What is asked: Copy each line exactly. Drop every picture.

Data shown:

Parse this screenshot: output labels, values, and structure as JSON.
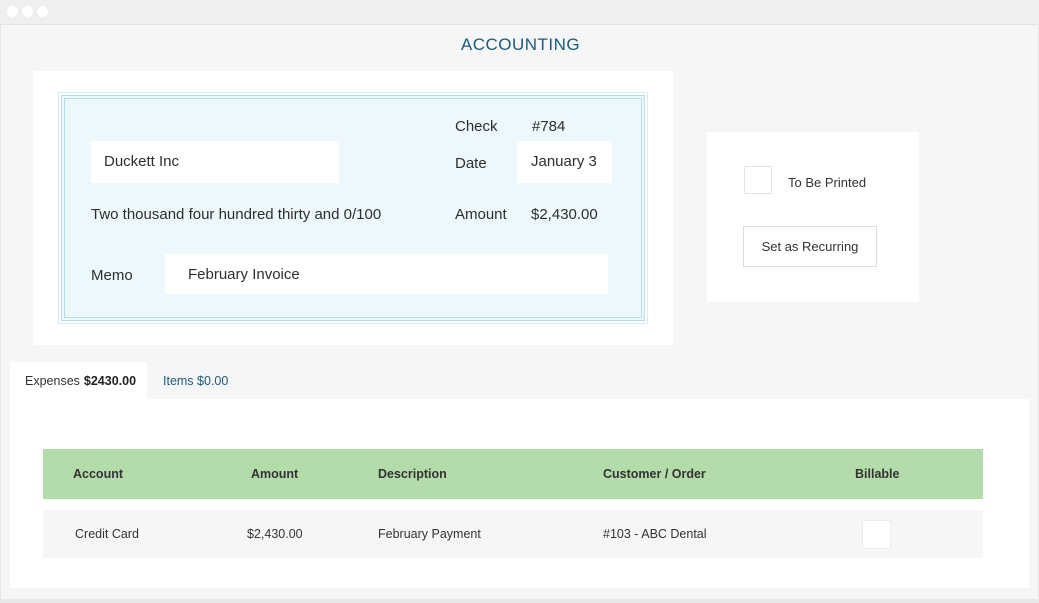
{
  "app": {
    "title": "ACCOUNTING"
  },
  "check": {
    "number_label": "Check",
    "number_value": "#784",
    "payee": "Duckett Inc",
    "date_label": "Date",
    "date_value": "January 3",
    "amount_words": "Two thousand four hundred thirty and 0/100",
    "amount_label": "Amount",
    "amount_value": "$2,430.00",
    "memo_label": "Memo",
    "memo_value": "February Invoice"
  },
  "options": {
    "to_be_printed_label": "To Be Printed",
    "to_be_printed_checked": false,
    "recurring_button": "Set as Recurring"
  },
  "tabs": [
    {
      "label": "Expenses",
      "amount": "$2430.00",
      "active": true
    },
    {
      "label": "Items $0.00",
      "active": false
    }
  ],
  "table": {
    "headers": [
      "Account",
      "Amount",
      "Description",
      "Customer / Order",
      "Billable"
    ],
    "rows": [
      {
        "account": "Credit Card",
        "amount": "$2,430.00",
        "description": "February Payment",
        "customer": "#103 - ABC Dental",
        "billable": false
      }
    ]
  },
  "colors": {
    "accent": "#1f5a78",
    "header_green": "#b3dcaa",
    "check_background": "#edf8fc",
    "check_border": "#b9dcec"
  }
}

Response to this exercise:
Parse this screenshot: output labels, values, and structure as JSON.
{
  "app": {
    "title": "ACCOUNTING"
  },
  "check": {
    "number_label": "Check",
    "number_value": "#784",
    "payee": "Duckett Inc",
    "date_label": "Date",
    "date_value": "January 3",
    "amount_words": "Two thousand four hundred thirty and 0/100",
    "amount_label": "Amount",
    "amount_value": "$2,430.00",
    "memo_label": "Memo",
    "memo_value": "February Invoice"
  },
  "options": {
    "to_be_printed_label": "To Be Printed",
    "to_be_printed_checked": false,
    "recurring_button": "Set as Recurring"
  },
  "tabs": [
    {
      "label": "Expenses",
      "amount": "$2430.00",
      "active": true
    },
    {
      "label": "Items $0.00",
      "active": false
    }
  ],
  "table": {
    "headers": [
      "Account",
      "Amount",
      "Description",
      "Customer / Order",
      "Billable"
    ],
    "rows": [
      {
        "account": "Credit Card",
        "amount": "$2,430.00",
        "description": "February Payment",
        "customer": "#103 - ABC Dental",
        "billable": false
      }
    ]
  },
  "colors": {
    "accent": "#1f5a78",
    "header_green": "#b3dcaa",
    "check_background": "#edf8fc",
    "check_border": "#b9dcec"
  }
}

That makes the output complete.